Only lines with the string "true" matter here; gather them from the material below.

(Records excerpted from a collection)
****
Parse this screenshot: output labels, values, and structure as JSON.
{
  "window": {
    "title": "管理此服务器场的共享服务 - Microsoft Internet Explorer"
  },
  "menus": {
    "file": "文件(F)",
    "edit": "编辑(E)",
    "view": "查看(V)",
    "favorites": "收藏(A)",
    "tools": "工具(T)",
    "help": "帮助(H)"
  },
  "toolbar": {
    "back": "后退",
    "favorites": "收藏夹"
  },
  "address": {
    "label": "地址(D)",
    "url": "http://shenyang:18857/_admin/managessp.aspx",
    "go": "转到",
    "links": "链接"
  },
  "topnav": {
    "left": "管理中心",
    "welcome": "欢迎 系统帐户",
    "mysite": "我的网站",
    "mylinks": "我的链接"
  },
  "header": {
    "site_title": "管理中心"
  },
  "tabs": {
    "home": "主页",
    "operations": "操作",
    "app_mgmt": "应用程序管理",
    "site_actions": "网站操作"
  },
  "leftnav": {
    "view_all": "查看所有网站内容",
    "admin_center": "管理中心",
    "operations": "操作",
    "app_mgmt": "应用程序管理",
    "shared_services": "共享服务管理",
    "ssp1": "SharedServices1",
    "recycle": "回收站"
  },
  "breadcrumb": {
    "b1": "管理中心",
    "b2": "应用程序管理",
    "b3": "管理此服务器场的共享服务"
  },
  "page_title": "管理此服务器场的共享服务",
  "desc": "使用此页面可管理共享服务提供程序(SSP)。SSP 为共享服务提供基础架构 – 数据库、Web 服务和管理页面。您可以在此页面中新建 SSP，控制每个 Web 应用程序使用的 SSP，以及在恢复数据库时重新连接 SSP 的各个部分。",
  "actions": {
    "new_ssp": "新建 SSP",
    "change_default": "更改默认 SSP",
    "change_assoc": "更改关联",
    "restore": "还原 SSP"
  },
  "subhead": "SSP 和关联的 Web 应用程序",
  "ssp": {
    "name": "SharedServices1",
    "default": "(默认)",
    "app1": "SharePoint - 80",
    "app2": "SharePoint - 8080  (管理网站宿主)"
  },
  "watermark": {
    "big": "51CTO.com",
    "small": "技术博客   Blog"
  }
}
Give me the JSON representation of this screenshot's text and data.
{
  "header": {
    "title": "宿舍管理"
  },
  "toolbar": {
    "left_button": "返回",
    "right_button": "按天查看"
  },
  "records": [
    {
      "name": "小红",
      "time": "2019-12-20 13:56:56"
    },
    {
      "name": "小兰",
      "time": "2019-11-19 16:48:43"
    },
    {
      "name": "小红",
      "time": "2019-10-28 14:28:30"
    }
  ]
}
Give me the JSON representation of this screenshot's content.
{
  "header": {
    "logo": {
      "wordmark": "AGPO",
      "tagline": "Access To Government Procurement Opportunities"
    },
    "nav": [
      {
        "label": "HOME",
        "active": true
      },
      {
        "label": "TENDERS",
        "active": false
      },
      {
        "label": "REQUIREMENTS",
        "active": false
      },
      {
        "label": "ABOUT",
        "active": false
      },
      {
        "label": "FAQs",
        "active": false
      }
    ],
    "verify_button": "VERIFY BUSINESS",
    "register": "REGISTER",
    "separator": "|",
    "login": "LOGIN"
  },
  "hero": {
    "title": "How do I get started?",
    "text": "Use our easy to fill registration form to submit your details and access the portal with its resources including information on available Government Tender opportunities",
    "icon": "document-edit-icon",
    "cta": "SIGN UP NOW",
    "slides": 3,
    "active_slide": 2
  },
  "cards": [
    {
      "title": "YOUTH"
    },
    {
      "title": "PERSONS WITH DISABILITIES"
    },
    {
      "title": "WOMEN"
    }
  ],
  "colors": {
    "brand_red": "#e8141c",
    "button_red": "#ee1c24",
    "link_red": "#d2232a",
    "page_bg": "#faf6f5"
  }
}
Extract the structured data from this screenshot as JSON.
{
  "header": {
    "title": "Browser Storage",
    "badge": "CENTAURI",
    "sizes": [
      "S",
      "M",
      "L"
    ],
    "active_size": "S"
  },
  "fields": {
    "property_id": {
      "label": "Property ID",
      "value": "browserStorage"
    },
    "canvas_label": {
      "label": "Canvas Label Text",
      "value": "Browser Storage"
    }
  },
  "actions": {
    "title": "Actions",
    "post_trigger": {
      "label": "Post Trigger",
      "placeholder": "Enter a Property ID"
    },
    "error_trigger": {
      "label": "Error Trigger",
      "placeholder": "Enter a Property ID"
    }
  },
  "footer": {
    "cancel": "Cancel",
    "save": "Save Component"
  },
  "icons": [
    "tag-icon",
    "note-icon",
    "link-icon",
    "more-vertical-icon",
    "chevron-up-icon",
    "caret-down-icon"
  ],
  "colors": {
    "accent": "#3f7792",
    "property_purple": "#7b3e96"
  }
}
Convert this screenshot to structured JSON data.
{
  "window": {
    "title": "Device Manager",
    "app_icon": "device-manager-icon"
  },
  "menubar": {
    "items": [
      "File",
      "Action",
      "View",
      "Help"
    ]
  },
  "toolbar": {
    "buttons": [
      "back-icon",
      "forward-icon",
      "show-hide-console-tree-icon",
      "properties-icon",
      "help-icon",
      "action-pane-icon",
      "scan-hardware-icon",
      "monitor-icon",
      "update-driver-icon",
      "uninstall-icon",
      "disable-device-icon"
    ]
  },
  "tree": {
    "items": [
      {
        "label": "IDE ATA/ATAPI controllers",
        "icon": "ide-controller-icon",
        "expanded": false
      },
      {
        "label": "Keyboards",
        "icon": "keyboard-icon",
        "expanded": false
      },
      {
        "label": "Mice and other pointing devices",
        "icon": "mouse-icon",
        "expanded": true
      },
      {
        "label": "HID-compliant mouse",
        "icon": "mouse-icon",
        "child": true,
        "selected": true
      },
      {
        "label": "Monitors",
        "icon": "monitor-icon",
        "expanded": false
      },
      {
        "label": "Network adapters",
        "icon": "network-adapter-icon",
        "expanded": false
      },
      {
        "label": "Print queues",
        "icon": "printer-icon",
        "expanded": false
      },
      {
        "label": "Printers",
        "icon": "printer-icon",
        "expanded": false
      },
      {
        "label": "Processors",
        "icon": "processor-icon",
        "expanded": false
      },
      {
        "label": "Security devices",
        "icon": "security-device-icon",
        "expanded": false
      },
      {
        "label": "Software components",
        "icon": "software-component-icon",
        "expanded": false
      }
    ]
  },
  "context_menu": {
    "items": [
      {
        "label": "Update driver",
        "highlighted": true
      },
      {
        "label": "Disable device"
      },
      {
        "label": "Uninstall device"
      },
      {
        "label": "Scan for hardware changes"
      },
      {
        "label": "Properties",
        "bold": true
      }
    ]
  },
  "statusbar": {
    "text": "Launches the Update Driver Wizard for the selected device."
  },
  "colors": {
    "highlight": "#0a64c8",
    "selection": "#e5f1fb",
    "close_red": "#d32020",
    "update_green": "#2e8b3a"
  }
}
****
→ **THE RESULT**
        "active": true
        "expanded": true
        "child": true,
        "selected": true
        "highlighted": true
        "bold": true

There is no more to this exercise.